**Data shown:**

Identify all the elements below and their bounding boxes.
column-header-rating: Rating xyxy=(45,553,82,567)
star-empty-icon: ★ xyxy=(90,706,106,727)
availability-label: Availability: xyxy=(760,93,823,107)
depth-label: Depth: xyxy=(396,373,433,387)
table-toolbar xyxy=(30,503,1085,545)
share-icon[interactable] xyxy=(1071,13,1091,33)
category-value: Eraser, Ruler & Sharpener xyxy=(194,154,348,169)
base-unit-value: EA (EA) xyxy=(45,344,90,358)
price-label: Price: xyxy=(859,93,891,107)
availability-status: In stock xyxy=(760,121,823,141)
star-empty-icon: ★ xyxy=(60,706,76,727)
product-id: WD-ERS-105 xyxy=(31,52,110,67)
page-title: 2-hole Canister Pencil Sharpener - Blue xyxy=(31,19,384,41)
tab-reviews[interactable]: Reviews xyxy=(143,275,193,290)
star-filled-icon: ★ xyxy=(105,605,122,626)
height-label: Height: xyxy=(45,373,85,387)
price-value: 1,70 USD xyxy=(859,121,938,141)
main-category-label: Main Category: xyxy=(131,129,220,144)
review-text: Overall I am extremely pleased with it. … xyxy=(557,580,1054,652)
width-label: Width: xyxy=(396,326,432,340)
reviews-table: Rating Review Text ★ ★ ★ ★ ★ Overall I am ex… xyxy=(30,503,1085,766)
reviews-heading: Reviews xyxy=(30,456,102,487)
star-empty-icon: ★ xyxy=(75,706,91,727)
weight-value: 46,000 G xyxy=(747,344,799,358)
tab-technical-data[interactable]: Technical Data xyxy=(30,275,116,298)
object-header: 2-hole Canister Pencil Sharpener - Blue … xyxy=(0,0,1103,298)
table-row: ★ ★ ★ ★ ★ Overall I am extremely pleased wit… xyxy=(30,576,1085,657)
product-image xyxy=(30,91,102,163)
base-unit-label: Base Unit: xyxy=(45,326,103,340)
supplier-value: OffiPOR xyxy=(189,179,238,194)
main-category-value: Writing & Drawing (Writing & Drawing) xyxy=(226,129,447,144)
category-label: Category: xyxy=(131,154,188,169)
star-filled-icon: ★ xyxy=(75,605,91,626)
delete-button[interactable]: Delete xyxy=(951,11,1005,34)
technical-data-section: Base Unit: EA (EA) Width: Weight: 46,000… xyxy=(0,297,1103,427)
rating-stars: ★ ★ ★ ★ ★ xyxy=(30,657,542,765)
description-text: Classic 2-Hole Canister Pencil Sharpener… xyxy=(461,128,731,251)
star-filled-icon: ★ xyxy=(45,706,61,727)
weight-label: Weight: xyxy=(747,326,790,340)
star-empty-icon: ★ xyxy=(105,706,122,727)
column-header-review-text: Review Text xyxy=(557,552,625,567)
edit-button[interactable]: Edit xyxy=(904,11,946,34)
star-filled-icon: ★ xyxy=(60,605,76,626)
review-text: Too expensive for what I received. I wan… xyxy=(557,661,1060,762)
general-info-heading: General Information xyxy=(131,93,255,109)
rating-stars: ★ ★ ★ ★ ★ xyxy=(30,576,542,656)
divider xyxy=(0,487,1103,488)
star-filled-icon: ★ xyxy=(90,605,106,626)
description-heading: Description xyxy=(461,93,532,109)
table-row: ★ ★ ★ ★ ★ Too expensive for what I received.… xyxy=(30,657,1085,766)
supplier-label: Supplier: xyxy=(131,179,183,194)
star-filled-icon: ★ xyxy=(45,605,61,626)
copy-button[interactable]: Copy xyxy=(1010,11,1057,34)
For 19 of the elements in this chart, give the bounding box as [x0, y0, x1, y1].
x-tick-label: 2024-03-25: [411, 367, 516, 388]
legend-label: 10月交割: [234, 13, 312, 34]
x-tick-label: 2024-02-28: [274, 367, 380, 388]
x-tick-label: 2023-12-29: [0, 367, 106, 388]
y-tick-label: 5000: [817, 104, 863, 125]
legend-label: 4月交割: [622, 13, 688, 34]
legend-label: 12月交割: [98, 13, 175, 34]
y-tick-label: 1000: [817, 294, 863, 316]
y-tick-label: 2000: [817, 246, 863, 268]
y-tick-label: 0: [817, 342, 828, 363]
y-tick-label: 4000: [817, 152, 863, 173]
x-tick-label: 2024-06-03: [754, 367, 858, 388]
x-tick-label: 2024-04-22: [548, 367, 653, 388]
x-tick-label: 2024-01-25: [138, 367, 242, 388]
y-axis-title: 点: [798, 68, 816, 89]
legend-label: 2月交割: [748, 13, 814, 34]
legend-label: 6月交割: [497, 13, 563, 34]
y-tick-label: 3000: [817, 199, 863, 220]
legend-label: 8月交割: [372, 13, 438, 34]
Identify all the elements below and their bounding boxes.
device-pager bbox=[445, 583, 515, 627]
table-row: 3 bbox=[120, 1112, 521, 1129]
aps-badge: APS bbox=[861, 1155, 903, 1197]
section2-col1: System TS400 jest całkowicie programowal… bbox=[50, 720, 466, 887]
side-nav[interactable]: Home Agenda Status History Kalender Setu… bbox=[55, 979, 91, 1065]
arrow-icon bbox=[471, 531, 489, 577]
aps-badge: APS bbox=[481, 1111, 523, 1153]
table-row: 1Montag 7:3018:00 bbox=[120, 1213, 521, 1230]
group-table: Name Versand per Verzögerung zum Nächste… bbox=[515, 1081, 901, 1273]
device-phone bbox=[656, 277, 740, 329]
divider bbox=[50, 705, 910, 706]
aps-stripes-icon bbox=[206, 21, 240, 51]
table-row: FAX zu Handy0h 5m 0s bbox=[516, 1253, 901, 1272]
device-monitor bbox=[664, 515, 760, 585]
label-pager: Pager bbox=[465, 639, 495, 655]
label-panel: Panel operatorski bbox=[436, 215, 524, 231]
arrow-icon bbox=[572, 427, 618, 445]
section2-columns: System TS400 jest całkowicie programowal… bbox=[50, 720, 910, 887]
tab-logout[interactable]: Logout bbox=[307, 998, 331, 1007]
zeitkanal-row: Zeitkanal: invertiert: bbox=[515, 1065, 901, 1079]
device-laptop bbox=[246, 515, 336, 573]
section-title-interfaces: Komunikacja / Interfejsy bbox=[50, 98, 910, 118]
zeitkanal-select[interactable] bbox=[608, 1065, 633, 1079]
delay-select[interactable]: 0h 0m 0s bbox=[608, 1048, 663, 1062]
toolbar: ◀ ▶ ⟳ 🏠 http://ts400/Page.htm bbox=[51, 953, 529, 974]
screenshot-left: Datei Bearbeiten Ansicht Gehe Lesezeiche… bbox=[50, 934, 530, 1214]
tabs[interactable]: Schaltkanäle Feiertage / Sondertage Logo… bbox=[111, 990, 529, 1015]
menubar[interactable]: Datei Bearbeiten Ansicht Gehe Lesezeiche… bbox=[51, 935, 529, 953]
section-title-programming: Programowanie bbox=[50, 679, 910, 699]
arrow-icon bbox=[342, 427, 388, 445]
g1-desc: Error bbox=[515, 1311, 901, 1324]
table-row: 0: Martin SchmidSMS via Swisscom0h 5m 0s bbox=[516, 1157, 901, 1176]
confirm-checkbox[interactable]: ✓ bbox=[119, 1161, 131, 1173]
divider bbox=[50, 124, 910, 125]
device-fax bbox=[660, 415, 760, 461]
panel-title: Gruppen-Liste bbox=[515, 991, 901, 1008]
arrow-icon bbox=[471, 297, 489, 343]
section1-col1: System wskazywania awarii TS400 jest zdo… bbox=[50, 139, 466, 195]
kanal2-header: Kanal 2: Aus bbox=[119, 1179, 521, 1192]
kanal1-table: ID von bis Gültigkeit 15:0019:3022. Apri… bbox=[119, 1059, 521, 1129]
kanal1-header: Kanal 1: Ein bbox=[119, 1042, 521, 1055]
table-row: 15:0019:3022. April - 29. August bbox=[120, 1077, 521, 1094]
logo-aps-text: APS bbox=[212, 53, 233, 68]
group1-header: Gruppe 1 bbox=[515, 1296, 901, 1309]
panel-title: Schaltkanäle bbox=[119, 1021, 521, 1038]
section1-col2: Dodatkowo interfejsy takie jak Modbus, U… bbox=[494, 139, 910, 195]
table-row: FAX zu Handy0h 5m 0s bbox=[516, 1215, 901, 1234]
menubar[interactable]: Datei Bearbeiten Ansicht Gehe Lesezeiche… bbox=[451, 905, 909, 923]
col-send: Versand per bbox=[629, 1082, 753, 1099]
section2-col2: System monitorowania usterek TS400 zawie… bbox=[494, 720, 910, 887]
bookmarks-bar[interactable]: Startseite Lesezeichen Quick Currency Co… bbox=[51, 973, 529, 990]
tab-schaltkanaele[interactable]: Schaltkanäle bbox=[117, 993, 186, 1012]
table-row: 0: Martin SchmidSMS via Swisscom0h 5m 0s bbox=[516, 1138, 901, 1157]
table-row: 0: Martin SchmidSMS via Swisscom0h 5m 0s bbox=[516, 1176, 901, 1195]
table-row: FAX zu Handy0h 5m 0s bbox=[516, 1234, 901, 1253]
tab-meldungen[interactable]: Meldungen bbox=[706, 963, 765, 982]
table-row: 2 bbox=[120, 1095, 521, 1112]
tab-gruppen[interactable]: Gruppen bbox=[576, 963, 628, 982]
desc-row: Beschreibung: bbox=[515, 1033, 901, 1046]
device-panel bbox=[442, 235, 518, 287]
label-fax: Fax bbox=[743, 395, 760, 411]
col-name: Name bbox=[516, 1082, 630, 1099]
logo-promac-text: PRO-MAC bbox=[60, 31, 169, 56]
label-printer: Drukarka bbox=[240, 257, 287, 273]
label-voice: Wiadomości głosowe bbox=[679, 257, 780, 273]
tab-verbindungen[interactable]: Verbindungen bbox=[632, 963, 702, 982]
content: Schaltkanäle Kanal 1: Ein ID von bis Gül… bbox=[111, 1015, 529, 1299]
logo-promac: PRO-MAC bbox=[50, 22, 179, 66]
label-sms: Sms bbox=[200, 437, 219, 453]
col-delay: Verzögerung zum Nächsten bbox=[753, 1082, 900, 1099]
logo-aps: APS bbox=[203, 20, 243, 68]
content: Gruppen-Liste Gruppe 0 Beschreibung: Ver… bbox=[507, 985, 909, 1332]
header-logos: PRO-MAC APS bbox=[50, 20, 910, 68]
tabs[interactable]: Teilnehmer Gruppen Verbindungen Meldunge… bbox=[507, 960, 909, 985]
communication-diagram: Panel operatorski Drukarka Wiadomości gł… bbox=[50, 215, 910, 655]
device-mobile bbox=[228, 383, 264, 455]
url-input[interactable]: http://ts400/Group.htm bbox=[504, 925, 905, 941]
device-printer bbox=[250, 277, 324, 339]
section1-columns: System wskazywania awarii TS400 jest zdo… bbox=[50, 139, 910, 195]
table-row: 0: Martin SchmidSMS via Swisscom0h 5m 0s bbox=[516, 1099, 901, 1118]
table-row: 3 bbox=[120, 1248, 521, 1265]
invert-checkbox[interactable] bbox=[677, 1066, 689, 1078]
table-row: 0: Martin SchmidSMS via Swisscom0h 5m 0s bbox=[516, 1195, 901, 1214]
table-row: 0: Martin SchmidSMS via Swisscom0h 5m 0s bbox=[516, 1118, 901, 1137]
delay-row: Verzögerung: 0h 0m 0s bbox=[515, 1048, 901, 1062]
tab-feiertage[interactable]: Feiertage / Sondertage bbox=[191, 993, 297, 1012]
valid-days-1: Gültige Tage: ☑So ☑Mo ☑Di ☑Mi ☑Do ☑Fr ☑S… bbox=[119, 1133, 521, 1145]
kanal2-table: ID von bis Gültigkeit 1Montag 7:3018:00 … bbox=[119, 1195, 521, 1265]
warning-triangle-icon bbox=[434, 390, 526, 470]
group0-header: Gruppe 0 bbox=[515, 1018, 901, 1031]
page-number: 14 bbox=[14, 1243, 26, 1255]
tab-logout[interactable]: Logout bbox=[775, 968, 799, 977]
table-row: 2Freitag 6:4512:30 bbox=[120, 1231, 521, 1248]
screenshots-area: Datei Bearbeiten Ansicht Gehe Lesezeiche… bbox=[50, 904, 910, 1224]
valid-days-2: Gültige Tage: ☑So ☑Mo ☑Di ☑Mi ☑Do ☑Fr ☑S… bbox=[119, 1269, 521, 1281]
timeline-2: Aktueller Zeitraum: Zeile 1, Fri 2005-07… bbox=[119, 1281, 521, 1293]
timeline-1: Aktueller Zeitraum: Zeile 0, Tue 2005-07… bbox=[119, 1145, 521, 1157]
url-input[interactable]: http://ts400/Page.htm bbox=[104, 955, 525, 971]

**What you should do:** Pull out every line of the records above that contains the string "zeitkanal".

**Full response:**
zeitkanal-row: Zeitkanal: invertiert: bbox=[515, 1065, 901, 1079]
zeitkanal-select[interactable] bbox=[608, 1065, 633, 1079]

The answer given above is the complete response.